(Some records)

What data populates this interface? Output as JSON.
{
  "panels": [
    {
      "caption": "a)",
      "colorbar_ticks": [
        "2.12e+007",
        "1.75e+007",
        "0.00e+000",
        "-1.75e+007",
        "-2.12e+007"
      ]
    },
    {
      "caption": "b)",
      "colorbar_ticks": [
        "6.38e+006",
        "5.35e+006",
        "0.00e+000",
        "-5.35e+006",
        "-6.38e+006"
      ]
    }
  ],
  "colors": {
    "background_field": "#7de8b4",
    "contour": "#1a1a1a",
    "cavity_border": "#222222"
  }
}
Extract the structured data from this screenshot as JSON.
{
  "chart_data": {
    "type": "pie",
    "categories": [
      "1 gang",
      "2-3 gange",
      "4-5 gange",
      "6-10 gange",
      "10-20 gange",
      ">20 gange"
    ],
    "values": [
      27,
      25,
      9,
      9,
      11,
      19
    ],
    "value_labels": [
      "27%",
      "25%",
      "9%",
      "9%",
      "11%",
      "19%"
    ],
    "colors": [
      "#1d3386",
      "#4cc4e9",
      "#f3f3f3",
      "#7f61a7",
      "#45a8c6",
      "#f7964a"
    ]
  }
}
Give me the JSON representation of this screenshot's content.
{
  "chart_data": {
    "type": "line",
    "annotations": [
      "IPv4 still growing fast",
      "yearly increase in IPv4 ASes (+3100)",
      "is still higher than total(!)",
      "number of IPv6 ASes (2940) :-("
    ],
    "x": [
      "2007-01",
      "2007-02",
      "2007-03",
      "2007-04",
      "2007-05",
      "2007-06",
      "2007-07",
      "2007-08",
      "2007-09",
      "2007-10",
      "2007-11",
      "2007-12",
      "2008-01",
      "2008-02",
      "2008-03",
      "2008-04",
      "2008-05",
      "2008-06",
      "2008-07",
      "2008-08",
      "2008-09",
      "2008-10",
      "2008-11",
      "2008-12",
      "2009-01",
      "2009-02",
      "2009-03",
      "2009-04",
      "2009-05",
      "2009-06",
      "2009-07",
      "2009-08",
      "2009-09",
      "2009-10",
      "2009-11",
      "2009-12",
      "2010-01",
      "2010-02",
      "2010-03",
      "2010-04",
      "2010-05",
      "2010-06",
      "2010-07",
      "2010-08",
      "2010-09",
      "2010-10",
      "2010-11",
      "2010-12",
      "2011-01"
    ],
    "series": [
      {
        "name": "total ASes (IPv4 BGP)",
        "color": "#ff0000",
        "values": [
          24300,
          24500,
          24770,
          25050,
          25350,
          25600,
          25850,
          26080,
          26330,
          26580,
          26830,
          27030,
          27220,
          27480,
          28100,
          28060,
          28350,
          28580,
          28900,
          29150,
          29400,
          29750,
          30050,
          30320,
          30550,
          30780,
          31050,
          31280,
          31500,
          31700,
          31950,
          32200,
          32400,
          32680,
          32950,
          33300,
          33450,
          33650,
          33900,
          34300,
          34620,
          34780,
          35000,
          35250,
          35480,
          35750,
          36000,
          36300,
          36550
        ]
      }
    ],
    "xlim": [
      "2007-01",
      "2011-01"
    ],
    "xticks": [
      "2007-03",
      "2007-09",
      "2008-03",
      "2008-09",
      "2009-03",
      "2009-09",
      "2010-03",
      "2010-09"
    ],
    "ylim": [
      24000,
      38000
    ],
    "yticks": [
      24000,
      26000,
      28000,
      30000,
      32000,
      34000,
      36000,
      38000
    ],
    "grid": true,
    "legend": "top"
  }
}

-- Work to complete --
The listing above must be transcribed exactly, line by line.

-- Reply to the exercise --
What data populates this interface? Output as JSON.
{
  "panels": [
    {
      "caption": "a)",
      "colorbar_ticks": [
        "2.12e+007",
        "1.75e+007",
        "0.00e+000",
        "-1.75e+007",
        "-2.12e+007"
      ]
    },
    {
      "caption": "b)",
      "colorbar_ticks": [
        "6.38e+006",
        "5.35e+006",
        "0.00e+000",
        "-5.35e+006",
        "-6.38e+006"
      ]
    }
  ],
  "colors": {
    "background_field": "#7de8b4",
    "contour": "#1a1a1a",
    "cavity_border": "#222222"
  }
}
Extract the structured data from this screenshot as JSON.
{
  "chart_data": {
    "type": "pie",
    "categories": [
      "1 gang",
      "2-3 gange",
      "4-5 gange",
      "6-10 gange",
      "10-20 gange",
      ">20 gange"
    ],
    "values": [
      27,
      25,
      9,
      9,
      11,
      19
    ],
    "value_labels": [
      "27%",
      "25%",
      "9%",
      "9%",
      "11%",
      "19%"
    ],
    "colors": [
      "#1d3386",
      "#4cc4e9",
      "#f3f3f3",
      "#7f61a7",
      "#45a8c6",
      "#f7964a"
    ]
  }
}
Give me the JSON representation of this screenshot's content.
{
  "chart_data": {
    "type": "line",
    "annotations": [
      "IPv4 still growing fast",
      "yearly increase in IPv4 ASes (+3100)",
      "is still higher than total(!)",
      "number of IPv6 ASes (2940) :-("
    ],
    "x": [
      "2007-01",
      "2007-02",
      "2007-03",
      "2007-04",
      "2007-05",
      "2007-06",
      "2007-07",
      "2007-08",
      "2007-09",
      "2007-10",
      "2007-11",
      "2007-12",
      "2008-01",
      "2008-02",
      "2008-03",
      "2008-04",
      "2008-05",
      "2008-06",
      "2008-07",
      "2008-08",
      "2008-09",
      "2008-10",
      "2008-11",
      "2008-12",
      "2009-01",
      "2009-02",
      "2009-03",
      "2009-04",
      "2009-05",
      "2009-06",
      "2009-07",
      "2009-08",
      "2009-09",
      "2009-10",
      "2009-11",
      "2009-12",
      "2010-01",
      "2010-02",
      "2010-03",
      "2010-04",
      "2010-05",
      "2010-06",
      "2010-07",
      "2010-08",
      "2010-09",
      "2010-10",
      "2010-11",
      "2010-12",
      "2011-01"
    ],
    "series": [
      {
        "name": "total ASes (IPv4 BGP)",
        "color": "#ff0000",
        "values": [
          24300,
          24500,
          24770,
          25050,
          25350,
          25600,
          25850,
          26080,
          26330,
          26580,
          26830,
          27030,
          27220,
          27480,
          28100,
          28060,
          28350,
          28580,
          28900,
          29150,
          29400,
          29750,
          30050,
          30320,
          30550,
          30780,
          31050,
          31280,
          31500,
          31700,
          31950,
          32200,
          32400,
          32680,
          32950,
          33300,
          33450,
          33650,
          33900,
          34300,
          34620,
          34780,
          35000,
          35250,
          35480,
          35750,
          36000,
          36300,
          36550
        ]
      }
    ],
    "xlim": [
      "2007-01",
      "2011-01"
    ],
    "xticks": [
      "2007-03",
      "2007-09",
      "2008-03",
      "2008-09",
      "2009-03",
      "2009-09",
      "2010-03",
      "2010-09"
    ],
    "ylim": [
      24000,
      38000
    ],
    "yticks": [
      24000,
      26000,
      28000,
      30000,
      32000,
      34000,
      36000,
      38000
    ],
    "grid": true,
    "legend": "top"
  }
}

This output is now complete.